Task to carry out:
Scan the data below for the string "JSON". Show every line where it turns up.

• • •

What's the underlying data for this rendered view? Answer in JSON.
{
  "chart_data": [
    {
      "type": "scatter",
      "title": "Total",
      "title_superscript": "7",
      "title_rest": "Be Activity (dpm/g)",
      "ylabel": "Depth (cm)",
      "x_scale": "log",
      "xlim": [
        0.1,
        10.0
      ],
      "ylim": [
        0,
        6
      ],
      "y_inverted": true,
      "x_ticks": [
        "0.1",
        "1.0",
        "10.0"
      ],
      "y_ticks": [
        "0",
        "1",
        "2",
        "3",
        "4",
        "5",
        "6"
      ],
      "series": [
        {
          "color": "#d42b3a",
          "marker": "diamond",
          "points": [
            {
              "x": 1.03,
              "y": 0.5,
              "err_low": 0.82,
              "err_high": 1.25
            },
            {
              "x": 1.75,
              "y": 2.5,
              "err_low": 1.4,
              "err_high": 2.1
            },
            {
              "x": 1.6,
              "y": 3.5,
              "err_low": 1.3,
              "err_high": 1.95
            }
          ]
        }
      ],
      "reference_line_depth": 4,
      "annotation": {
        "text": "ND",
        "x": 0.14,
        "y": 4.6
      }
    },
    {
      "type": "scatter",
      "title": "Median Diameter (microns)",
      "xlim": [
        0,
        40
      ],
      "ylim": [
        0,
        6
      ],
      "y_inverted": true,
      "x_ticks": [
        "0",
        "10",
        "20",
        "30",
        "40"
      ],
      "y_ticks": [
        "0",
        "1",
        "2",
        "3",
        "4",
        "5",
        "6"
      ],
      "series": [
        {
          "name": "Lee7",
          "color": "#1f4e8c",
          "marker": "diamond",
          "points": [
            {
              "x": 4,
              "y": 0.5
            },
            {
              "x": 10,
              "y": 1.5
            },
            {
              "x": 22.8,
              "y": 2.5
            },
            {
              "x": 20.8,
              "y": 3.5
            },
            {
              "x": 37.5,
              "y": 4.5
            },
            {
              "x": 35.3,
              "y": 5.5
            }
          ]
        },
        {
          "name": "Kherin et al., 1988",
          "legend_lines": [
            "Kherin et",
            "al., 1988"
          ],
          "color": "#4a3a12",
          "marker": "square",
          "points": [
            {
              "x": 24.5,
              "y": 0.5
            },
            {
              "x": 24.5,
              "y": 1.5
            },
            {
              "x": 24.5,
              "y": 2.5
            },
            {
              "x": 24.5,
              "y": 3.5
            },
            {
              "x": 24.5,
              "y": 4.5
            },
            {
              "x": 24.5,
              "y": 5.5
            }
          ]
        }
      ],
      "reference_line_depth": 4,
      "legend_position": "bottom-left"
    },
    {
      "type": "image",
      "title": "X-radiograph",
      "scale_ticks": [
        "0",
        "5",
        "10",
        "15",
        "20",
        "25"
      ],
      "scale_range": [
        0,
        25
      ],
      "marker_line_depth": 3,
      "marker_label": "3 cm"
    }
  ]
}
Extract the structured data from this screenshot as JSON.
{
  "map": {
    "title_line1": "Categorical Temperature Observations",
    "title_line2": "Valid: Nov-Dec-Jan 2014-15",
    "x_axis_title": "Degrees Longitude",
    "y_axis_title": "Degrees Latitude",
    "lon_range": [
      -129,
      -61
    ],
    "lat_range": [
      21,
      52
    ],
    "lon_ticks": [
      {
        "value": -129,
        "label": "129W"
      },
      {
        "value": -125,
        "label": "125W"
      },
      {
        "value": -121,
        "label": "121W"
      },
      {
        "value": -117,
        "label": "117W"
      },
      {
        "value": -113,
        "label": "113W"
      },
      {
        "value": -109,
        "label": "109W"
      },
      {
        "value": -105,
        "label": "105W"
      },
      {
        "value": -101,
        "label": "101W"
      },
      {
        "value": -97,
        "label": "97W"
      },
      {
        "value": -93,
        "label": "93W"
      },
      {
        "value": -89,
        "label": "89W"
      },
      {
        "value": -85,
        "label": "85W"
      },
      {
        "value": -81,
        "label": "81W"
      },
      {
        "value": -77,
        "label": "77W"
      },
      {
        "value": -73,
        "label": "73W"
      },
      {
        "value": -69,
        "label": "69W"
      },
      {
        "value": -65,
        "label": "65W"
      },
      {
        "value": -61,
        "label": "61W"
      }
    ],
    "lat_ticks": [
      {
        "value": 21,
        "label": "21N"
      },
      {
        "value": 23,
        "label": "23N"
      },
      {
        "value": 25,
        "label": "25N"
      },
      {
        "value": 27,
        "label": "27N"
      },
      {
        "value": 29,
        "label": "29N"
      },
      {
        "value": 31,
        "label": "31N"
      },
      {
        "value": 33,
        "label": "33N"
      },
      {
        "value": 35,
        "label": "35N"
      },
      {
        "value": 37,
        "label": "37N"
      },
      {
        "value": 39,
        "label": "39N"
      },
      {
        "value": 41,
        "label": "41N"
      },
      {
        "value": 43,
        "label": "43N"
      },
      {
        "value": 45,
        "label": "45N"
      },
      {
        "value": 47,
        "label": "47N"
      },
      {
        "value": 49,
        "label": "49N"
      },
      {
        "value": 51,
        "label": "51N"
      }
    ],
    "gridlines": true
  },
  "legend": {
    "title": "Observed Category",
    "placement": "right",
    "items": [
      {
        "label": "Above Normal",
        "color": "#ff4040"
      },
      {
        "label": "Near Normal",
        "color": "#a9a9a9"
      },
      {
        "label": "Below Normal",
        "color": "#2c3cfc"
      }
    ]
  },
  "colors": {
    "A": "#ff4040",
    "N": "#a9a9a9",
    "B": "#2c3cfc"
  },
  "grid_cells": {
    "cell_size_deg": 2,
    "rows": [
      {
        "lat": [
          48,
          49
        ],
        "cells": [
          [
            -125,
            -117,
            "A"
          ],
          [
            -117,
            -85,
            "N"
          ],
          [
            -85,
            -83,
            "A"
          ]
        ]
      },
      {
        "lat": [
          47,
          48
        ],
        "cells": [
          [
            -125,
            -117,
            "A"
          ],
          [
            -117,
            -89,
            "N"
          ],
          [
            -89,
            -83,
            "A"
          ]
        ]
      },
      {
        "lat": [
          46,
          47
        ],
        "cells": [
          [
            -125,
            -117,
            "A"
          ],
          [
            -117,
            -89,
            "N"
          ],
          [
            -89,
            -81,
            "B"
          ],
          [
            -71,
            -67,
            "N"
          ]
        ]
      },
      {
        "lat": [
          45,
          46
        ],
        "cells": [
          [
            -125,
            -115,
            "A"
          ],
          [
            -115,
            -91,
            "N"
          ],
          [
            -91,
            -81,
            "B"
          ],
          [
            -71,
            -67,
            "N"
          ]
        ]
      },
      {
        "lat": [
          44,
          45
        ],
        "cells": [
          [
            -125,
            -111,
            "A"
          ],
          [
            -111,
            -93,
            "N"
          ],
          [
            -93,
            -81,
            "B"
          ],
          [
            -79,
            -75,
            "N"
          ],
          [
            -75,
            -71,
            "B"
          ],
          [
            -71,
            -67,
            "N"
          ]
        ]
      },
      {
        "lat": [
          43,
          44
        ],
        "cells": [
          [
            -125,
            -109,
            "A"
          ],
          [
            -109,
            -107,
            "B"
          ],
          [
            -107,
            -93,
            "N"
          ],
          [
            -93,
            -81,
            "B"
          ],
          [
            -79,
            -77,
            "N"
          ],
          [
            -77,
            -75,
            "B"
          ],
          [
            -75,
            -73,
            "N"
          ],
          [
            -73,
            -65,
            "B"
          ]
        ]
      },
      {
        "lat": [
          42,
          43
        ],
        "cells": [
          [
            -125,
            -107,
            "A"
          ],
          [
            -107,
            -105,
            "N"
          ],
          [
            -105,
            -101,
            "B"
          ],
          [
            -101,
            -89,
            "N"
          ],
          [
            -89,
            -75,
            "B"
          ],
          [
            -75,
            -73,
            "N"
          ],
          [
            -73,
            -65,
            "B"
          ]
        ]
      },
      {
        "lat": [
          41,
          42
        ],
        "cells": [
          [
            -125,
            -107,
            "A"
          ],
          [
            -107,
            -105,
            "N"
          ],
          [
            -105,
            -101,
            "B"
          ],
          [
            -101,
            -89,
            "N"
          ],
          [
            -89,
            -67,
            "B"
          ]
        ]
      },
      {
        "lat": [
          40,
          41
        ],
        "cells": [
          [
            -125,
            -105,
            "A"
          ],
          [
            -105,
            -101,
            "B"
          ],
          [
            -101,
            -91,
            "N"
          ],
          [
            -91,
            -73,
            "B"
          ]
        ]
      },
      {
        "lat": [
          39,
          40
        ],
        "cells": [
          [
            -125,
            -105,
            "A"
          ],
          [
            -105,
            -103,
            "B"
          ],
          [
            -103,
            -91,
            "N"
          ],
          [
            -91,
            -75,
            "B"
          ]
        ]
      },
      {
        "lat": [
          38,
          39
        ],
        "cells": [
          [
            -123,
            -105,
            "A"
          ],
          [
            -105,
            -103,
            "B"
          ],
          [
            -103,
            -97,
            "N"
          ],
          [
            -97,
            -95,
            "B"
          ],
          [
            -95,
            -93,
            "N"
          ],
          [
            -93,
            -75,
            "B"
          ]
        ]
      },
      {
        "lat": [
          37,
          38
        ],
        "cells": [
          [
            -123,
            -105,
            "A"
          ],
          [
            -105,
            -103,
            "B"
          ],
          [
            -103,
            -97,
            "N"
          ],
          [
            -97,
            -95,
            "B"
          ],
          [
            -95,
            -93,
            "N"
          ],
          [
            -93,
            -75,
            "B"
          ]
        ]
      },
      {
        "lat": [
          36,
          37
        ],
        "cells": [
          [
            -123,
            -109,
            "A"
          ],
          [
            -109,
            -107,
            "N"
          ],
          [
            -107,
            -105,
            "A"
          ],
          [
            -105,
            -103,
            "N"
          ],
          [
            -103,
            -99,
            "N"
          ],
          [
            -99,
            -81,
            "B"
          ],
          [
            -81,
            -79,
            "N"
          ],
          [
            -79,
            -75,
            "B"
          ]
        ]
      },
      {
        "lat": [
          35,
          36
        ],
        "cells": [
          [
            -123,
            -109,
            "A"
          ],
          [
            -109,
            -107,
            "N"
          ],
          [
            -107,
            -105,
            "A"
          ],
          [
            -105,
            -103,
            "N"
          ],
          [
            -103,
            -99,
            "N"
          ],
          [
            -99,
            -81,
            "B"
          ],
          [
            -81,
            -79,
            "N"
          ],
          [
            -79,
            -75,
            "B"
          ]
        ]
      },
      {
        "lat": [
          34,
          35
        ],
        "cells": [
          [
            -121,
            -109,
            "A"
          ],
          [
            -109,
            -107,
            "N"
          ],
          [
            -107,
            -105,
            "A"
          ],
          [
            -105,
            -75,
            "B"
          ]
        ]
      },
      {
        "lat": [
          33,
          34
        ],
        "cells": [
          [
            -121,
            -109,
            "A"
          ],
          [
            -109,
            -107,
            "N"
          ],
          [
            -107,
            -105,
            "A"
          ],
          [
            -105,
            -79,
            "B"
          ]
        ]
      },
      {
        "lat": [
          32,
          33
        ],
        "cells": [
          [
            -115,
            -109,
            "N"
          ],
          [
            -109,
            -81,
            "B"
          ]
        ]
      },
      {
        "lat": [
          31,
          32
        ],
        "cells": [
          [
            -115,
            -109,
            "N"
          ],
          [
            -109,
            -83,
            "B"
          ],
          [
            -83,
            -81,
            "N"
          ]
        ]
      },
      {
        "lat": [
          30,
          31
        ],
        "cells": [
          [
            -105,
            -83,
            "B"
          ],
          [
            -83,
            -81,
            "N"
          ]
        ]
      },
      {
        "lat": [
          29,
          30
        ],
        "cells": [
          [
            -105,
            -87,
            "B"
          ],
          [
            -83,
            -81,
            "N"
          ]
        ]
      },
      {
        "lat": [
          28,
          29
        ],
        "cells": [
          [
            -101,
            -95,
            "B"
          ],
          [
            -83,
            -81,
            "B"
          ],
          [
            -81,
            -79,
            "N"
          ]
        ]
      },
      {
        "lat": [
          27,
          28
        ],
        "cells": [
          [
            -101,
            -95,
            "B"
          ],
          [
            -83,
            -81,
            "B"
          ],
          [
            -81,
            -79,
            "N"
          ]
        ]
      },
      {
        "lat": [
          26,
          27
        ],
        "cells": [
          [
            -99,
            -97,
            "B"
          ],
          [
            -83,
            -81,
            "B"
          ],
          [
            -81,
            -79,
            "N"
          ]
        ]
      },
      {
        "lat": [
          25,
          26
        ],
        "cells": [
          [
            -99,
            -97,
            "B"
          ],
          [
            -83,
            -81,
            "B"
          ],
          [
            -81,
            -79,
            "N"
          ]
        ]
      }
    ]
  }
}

• • •

Written answer:
What's the underlying data for this rendered view? Answer in JSON.
Extract the structured data from this screenshot as JSON.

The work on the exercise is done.